▸ INSTRUCTIONS TO FOLLOW
All records are to be retyped faithfully and completely.

(Data entries)
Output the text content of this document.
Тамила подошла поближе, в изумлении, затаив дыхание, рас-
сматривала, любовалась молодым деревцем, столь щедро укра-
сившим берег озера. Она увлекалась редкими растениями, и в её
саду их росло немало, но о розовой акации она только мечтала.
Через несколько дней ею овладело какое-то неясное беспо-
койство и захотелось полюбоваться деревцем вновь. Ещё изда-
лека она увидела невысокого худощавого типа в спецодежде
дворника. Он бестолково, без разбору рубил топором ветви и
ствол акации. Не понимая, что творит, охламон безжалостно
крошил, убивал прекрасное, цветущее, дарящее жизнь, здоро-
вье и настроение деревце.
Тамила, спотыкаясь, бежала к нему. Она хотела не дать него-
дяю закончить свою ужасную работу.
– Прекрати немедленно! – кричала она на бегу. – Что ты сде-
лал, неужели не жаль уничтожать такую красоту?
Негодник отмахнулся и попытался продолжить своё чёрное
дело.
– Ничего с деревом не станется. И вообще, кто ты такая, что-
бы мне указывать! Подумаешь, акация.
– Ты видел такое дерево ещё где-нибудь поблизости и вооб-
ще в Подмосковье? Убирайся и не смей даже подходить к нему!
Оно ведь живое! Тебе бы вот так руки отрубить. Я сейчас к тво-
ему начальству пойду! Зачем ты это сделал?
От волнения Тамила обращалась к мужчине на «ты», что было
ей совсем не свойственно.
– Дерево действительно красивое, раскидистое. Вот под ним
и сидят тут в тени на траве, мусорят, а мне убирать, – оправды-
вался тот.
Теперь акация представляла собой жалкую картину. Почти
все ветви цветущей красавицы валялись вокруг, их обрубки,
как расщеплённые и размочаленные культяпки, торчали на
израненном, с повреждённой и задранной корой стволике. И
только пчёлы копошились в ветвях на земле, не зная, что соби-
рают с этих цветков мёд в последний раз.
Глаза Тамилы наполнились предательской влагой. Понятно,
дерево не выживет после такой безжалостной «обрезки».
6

▸ EXERCISE SOLUTION
Output the text content of this document.
Тамила подошла поближе, в изумлении, затаив дыхание, рас-
сматривала, любовалась молодым деревцем, столь щедро укра-
сившим берег озера. Она увлекалась редкими растениями, и в её
саду их росло немало, но о розовой акации она только мечтала.
Через несколько дней ею овладело какое-то неясное беспо-
койство и захотелось полюбоваться деревцем вновь. Ещё изда-
лека она увидела невысокого худощавого типа в спецодежде
дворника. Он бестолково, без разбору рубил топором ветви и
ствол акации. Не понимая, что творит, охламон безжалостно
крошил, убивал прекрасное, цветущее, дарящее жизнь, здоро-
вье и настроение деревце.
Тамила, спотыкаясь, бежала к нему. Она хотела не дать него-
дяю закончить свою ужасную работу.
– Прекрати немедленно! – кричала она на бегу. – Что ты сде-
лал, неужели не жаль уничтожать такую красоту?
Негодник отмахнулся и попытался продолжить своё чёрное
дело.
– Ничего с деревом не станется. И вообще, кто ты такая, что-
бы мне указывать! Подумаешь, акация.
– Ты видел такое дерево ещё где-нибудь поблизости и вооб-
ще в Подмосковье? Убирайся и не смей даже подходить к нему!
Оно ведь живое! Тебе бы вот так руки отрубить. Я сейчас к тво-
ему начальству пойду! Зачем ты это сделал?
От волнения Тамила обращалась к мужчине на «ты», что было
ей совсем не свойственно.
– Дерево действительно красивое, раскидистое. Вот под ним
и сидят тут в тени на траве, мусорят, а мне убирать, – оправды-
вался тот.
Теперь акация представляла собой жалкую картину. Почти
все ветви цветущей красавицы валялись вокруг, их обрубки,
как расщеплённые и размочаленные культяпки, торчали на
израненном, с повреждённой и задранной корой стволике. И
только пчёлы копошились в ветвях на земле, не зная, что соби-
рают с этих цветков мёд в последний раз.
Глаза Тамилы наполнились предательской влагой. Понятно,
дерево не выживет после такой безжалостной «обрезки».
6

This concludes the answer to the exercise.